--- start Records ---

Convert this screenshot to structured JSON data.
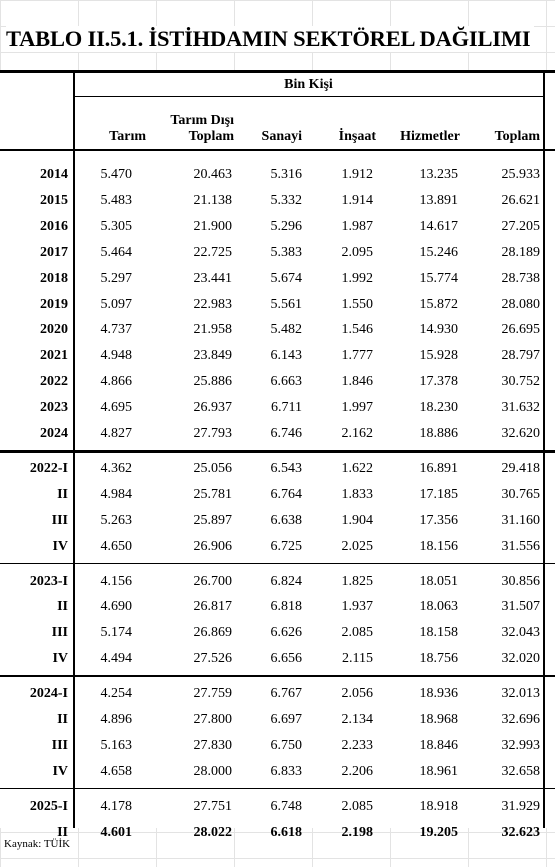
{
  "title": "TABLO II.5.1. İSTİHDAMIN SEKTÖREL DAĞILIMI",
  "unit": "Bin Kişi",
  "columns": [
    "Tarım",
    "Tarım Dışı Toplam",
    "Sanayi",
    "İnşaat",
    "Hizmetler",
    "Toplam"
  ],
  "groups": [
    [
      {
        "label": "2014",
        "values": [
          "5.470",
          "20.463",
          "5.316",
          "1.912",
          "13.235",
          "25.933"
        ]
      },
      {
        "label": "2015",
        "values": [
          "5.483",
          "21.138",
          "5.332",
          "1.914",
          "13.891",
          "26.621"
        ]
      },
      {
        "label": "2016",
        "values": [
          "5.305",
          "21.900",
          "5.296",
          "1.987",
          "14.617",
          "27.205"
        ]
      },
      {
        "label": "2017",
        "values": [
          "5.464",
          "22.725",
          "5.383",
          "2.095",
          "15.246",
          "28.189"
        ]
      },
      {
        "label": "2018",
        "values": [
          "5.297",
          "23.441",
          "5.674",
          "1.992",
          "15.774",
          "28.738"
        ]
      },
      {
        "label": "2019",
        "values": [
          "5.097",
          "22.983",
          "5.561",
          "1.550",
          "15.872",
          "28.080"
        ]
      },
      {
        "label": "2020",
        "values": [
          "4.737",
          "21.958",
          "5.482",
          "1.546",
          "14.930",
          "26.695"
        ]
      },
      {
        "label": "2021",
        "values": [
          "4.948",
          "23.849",
          "6.143",
          "1.777",
          "15.928",
          "28.797"
        ]
      },
      {
        "label": "2022",
        "values": [
          "4.866",
          "25.886",
          "6.663",
          "1.846",
          "17.378",
          "30.752"
        ]
      },
      {
        "label": "2023",
        "values": [
          "4.695",
          "26.937",
          "6.711",
          "1.997",
          "18.230",
          "31.632"
        ]
      },
      {
        "label": "2024",
        "values": [
          "4.827",
          "27.793",
          "6.746",
          "2.162",
          "18.886",
          "32.620"
        ]
      }
    ],
    [
      {
        "label": "2022-I",
        "values": [
          "4.362",
          "25.056",
          "6.543",
          "1.622",
          "16.891",
          "29.418"
        ]
      },
      {
        "label": "II",
        "values": [
          "4.984",
          "25.781",
          "6.764",
          "1.833",
          "17.185",
          "30.765"
        ]
      },
      {
        "label": "III",
        "values": [
          "5.263",
          "25.897",
          "6.638",
          "1.904",
          "17.356",
          "31.160"
        ]
      },
      {
        "label": "IV",
        "values": [
          "4.650",
          "26.906",
          "6.725",
          "2.025",
          "18.156",
          "31.556"
        ]
      }
    ],
    [
      {
        "label": "2023-I",
        "values": [
          "4.156",
          "26.700",
          "6.824",
          "1.825",
          "18.051",
          "30.856"
        ]
      },
      {
        "label": "II",
        "values": [
          "4.690",
          "26.817",
          "6.818",
          "1.937",
          "18.063",
          "31.507"
        ]
      },
      {
        "label": "III",
        "values": [
          "5.174",
          "26.869",
          "6.626",
          "2.085",
          "18.158",
          "32.043"
        ]
      },
      {
        "label": "IV",
        "values": [
          "4.494",
          "27.526",
          "6.656",
          "2.115",
          "18.756",
          "32.020"
        ]
      }
    ],
    [
      {
        "label": "2024-I",
        "values": [
          "4.254",
          "27.759",
          "6.767",
          "2.056",
          "18.936",
          "32.013"
        ]
      },
      {
        "label": "II",
        "values": [
          "4.896",
          "27.800",
          "6.697",
          "2.134",
          "18.968",
          "32.696"
        ]
      },
      {
        "label": "III",
        "values": [
          "5.163",
          "27.830",
          "6.750",
          "2.233",
          "18.846",
          "32.993"
        ]
      },
      {
        "label": "IV",
        "values": [
          "4.658",
          "28.000",
          "6.833",
          "2.206",
          "18.961",
          "32.658"
        ]
      }
    ],
    [
      {
        "label": "2025-I",
        "values": [
          "4.178",
          "27.751",
          "6.748",
          "2.085",
          "18.918",
          "31.929"
        ]
      },
      {
        "label": "II",
        "values": [
          "4.601",
          "28.022",
          "6.618",
          "2.198",
          "19.205",
          "32.623"
        ],
        "bold": true
      }
    ]
  ],
  "source": "Kaynak: TÜİK"
}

--- end Records ---

▶ **Problem to solve**: Quote the records in their entirety, keeping the wording exact and excluding pictures.

▶ **The reply**:
Convert this screenshot to structured JSON data.
{
  "title": "TABLO II.5.1. İSTİHDAMIN SEKTÖREL DAĞILIMI",
  "unit": "Bin Kişi",
  "columns": [
    "Tarım",
    "Tarım Dışı Toplam",
    "Sanayi",
    "İnşaat",
    "Hizmetler",
    "Toplam"
  ],
  "groups": [
    [
      {
        "label": "2014",
        "values": [
          "5.470",
          "20.463",
          "5.316",
          "1.912",
          "13.235",
          "25.933"
        ]
      },
      {
        "label": "2015",
        "values": [
          "5.483",
          "21.138",
          "5.332",
          "1.914",
          "13.891",
          "26.621"
        ]
      },
      {
        "label": "2016",
        "values": [
          "5.305",
          "21.900",
          "5.296",
          "1.987",
          "14.617",
          "27.205"
        ]
      },
      {
        "label": "2017",
        "values": [
          "5.464",
          "22.725",
          "5.383",
          "2.095",
          "15.246",
          "28.189"
        ]
      },
      {
        "label": "2018",
        "values": [
          "5.297",
          "23.441",
          "5.674",
          "1.992",
          "15.774",
          "28.738"
        ]
      },
      {
        "label": "2019",
        "values": [
          "5.097",
          "22.983",
          "5.561",
          "1.550",
          "15.872",
          "28.080"
        ]
      },
      {
        "label": "2020",
        "values": [
          "4.737",
          "21.958",
          "5.482",
          "1.546",
          "14.930",
          "26.695"
        ]
      },
      {
        "label": "2021",
        "values": [
          "4.948",
          "23.849",
          "6.143",
          "1.777",
          "15.928",
          "28.797"
        ]
      },
      {
        "label": "2022",
        "values": [
          "4.866",
          "25.886",
          "6.663",
          "1.846",
          "17.378",
          "30.752"
        ]
      },
      {
        "label": "2023",
        "values": [
          "4.695",
          "26.937",
          "6.711",
          "1.997",
          "18.230",
          "31.632"
        ]
      },
      {
        "label": "2024",
        "values": [
          "4.827",
          "27.793",
          "6.746",
          "2.162",
          "18.886",
          "32.620"
        ]
      }
    ],
    [
      {
        "label": "2022-I",
        "values": [
          "4.362",
          "25.056",
          "6.543",
          "1.622",
          "16.891",
          "29.418"
        ]
      },
      {
        "label": "II",
        "values": [
          "4.984",
          "25.781",
          "6.764",
          "1.833",
          "17.185",
          "30.765"
        ]
      },
      {
        "label": "III",
        "values": [
          "5.263",
          "25.897",
          "6.638",
          "1.904",
          "17.356",
          "31.160"
        ]
      },
      {
        "label": "IV",
        "values": [
          "4.650",
          "26.906",
          "6.725",
          "2.025",
          "18.156",
          "31.556"
        ]
      }
    ],
    [
      {
        "label": "2023-I",
        "values": [
          "4.156",
          "26.700",
          "6.824",
          "1.825",
          "18.051",
          "30.856"
        ]
      },
      {
        "label": "II",
        "values": [
          "4.690",
          "26.817",
          "6.818",
          "1.937",
          "18.063",
          "31.507"
        ]
      },
      {
        "label": "III",
        "values": [
          "5.174",
          "26.869",
          "6.626",
          "2.085",
          "18.158",
          "32.043"
        ]
      },
      {
        "label": "IV",
        "values": [
          "4.494",
          "27.526",
          "6.656",
          "2.115",
          "18.756",
          "32.020"
        ]
      }
    ],
    [
      {
        "label": "2024-I",
        "values": [
          "4.254",
          "27.759",
          "6.767",
          "2.056",
          "18.936",
          "32.013"
        ]
      },
      {
        "label": "II",
        "values": [
          "4.896",
          "27.800",
          "6.697",
          "2.134",
          "18.968",
          "32.696"
        ]
      },
      {
        "label": "III",
        "values": [
          "5.163",
          "27.830",
          "6.750",
          "2.233",
          "18.846",
          "32.993"
        ]
      },
      {
        "label": "IV",
        "values": [
          "4.658",
          "28.000",
          "6.833",
          "2.206",
          "18.961",
          "32.658"
        ]
      }
    ],
    [
      {
        "label": "2025-I",
        "values": [
          "4.178",
          "27.751",
          "6.748",
          "2.085",
          "18.918",
          "31.929"
        ]
      },
      {
        "label": "II",
        "values": [
          "4.601",
          "28.022",
          "6.618",
          "2.198",
          "19.205",
          "32.623"
        ],
        "bold": true
      }
    ]
  ],
  "source": "Kaynak: TÜİK"
}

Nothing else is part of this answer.